** WRITTEN TASK 1 **
Answer these questions from the passage about power:
(a) Which classic book by George Orwell does the passage quote?
(b) In the quoted lines, which two groups came very close to the Party in their methods?
(c) According to the last line, what is the object of persecution?
══ SOURCE EXTRACT
This is precisely what is happening and what has been happening for some time now. We are being "laid waste", and it’s happening to the approval and the applause of many of our own countrymen. By every measure of reason, this regime is working to destroy our republic for their own ends. And what is that end? The answer to that question is simple, and all else follows from it: it is the acquisition and the exercise of absolute power. Pure, murderous power. Power for its own sake. The power to control and to harm others without consequence. George Orwell, who understood this side of the Left all too well, laid it out for us in his classic 1984:

‘…The Party seeks power entirely for its own sake. We are not interested in the good of others; we are interested solely in power. Not wealth or luxury or long life or happiness: only power, pure power… We are different from all the oligarchies of the past, in that we know what we are doing. All the others, even those who resembled ourselves, were cowards and hypocrites.’

‘The German Nazis and the Russian Communists came very close to us in their methods, but they never had the courage to recognize their own motives. They pretended, perhaps they even believed, that they had seized power unwillingly and for a limited time, and that just round the corner there lay a paradise where human beings would be free and equal. We are not like that. We know that no one ever seizes power with the intention of relinquishing it.’

‘Power is not a means, it is an end. One does not establish a dictatorship in order to safeguard a revolution; one makes the revolution in order to establish the dictatorship.’

The object of persecution is persecution.
════
══ RECORDS SHOWN
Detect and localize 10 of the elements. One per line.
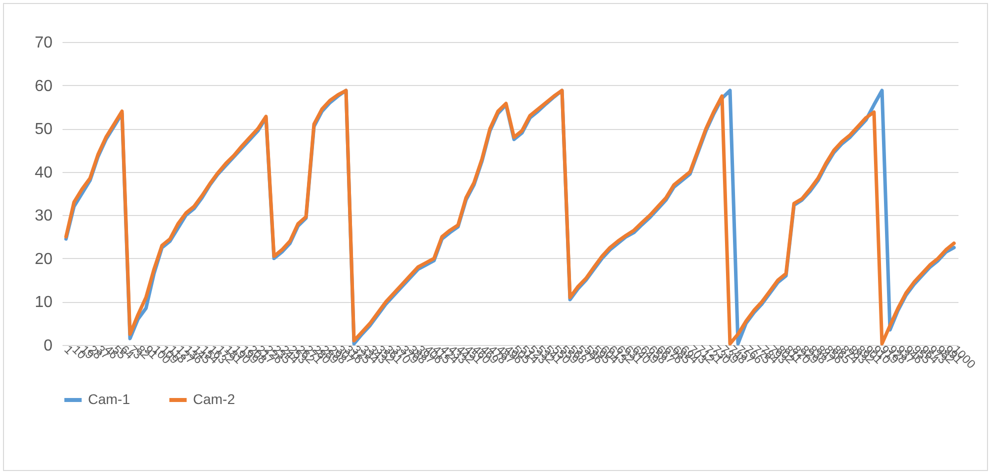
y-tick-label: 50 [34, 121, 53, 138]
y-tick-label: 30 [34, 208, 53, 225]
y-tick-label: 60 [34, 78, 53, 95]
y-tick-label: 40 [34, 164, 53, 182]
y-tick-label: 20 [34, 250, 53, 268]
legend-label: Cam-2 [193, 391, 236, 407]
y-tick-label: 70 [34, 34, 53, 52]
y-tick-label: 10 [34, 294, 53, 312]
y-tick-label: 0 [44, 338, 53, 354]
legend-label: Cam-1 [88, 391, 130, 407]
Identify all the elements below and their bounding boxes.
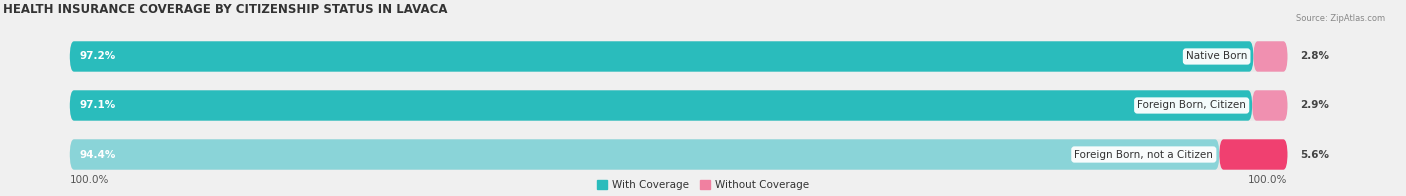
FancyBboxPatch shape [70, 90, 1253, 121]
Text: 97.2%: 97.2% [80, 52, 115, 62]
Text: HEALTH INSURANCE COVERAGE BY CITIZENSHIP STATUS IN LAVACA: HEALTH INSURANCE COVERAGE BY CITIZENSHIP… [3, 3, 447, 16]
Text: Foreign Born, Citizen: Foreign Born, Citizen [1137, 101, 1246, 111]
FancyBboxPatch shape [1253, 41, 1288, 72]
FancyBboxPatch shape [1219, 139, 1288, 170]
FancyBboxPatch shape [1253, 90, 1288, 121]
FancyBboxPatch shape [70, 41, 1253, 72]
Text: 97.1%: 97.1% [80, 101, 115, 111]
Text: 2.8%: 2.8% [1299, 52, 1329, 62]
FancyBboxPatch shape [70, 139, 1288, 170]
Text: Foreign Born, not a Citizen: Foreign Born, not a Citizen [1074, 150, 1213, 160]
Text: Native Born: Native Born [1187, 52, 1247, 62]
FancyBboxPatch shape [70, 90, 1288, 121]
Text: 2.9%: 2.9% [1299, 101, 1329, 111]
Text: Source: ZipAtlas.com: Source: ZipAtlas.com [1296, 14, 1385, 23]
Legend: With Coverage, Without Coverage: With Coverage, Without Coverage [592, 176, 814, 194]
Text: 94.4%: 94.4% [80, 150, 115, 160]
Text: 100.0%: 100.0% [70, 175, 110, 185]
FancyBboxPatch shape [70, 139, 1219, 170]
FancyBboxPatch shape [70, 41, 1288, 72]
Text: 5.6%: 5.6% [1299, 150, 1329, 160]
Text: 100.0%: 100.0% [1249, 175, 1288, 185]
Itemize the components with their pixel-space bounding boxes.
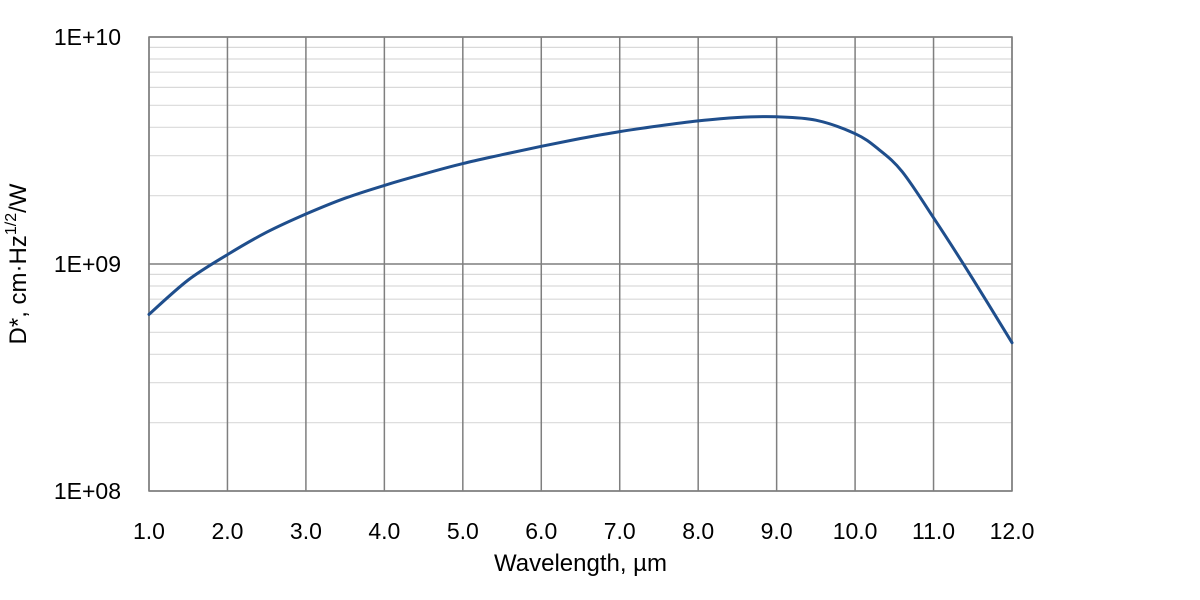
════
** WRITTEN TASK 2 **
From the data entries, repeat word for word the lines starting with the line that contains "FancyBboxPatch shape [70, 90, 1253, 121]" and going on through the line that contains "FancyBboxPatch shape [1219, 139, 1288, 170]".

** WRITTEN ANSWER 1 **
(a) 1984
(b) The German Nazis and the Russian Communists
(c) Persecution

** WRITTEN ANSWER 2 **
FancyBboxPatch shape [70, 90, 1253, 121]
Text: 97.2%: 97.2% [80, 52, 115, 62]
Text: HEALTH INSURANCE COVERAGE BY CITIZENSHIP STATUS IN LAVACA: HEALTH INSURANCE COVERAGE BY CITIZENSHIP… [3, 3, 447, 16]
Text: Foreign Born, Citizen: Foreign Born, Citizen [1137, 101, 1246, 111]
FancyBboxPatch shape [1253, 41, 1288, 72]
FancyBboxPatch shape [1219, 139, 1288, 170]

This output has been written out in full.